• **Task to complete**: Quote all entries in full, exactly.

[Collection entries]
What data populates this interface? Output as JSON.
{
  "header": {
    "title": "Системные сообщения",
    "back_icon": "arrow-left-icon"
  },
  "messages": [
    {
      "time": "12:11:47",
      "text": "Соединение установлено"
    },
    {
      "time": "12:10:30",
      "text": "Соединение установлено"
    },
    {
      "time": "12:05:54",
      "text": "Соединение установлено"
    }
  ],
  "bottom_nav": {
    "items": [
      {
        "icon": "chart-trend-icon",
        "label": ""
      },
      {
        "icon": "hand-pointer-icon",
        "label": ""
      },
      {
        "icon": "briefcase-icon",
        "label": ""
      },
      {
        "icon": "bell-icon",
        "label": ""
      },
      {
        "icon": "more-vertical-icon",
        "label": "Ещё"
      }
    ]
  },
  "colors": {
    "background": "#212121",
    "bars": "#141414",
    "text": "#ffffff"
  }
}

• **Finished answer**:
What data populates this interface? Output as JSON.
{
  "header": {
    "title": "Системные сообщения",
    "back_icon": "arrow-left-icon"
  },
  "messages": [
    {
      "time": "12:11:47",
      "text": "Соединение установлено"
    },
    {
      "time": "12:10:30",
      "text": "Соединение установлено"
    },
    {
      "time": "12:05:54",
      "text": "Соединение установлено"
    }
  ],
  "bottom_nav": {
    "items": [
      {
        "icon": "chart-trend-icon",
        "label": ""
      },
      {
        "icon": "hand-pointer-icon",
        "label": ""
      },
      {
        "icon": "briefcase-icon",
        "label": ""
      },
      {
        "icon": "bell-icon",
        "label": ""
      },
      {
        "icon": "more-vertical-icon",
        "label": "Ещё"
      }
    ]
  },
  "colors": {
    "background": "#212121",
    "bars": "#141414",
    "text": "#ffffff"
  }
}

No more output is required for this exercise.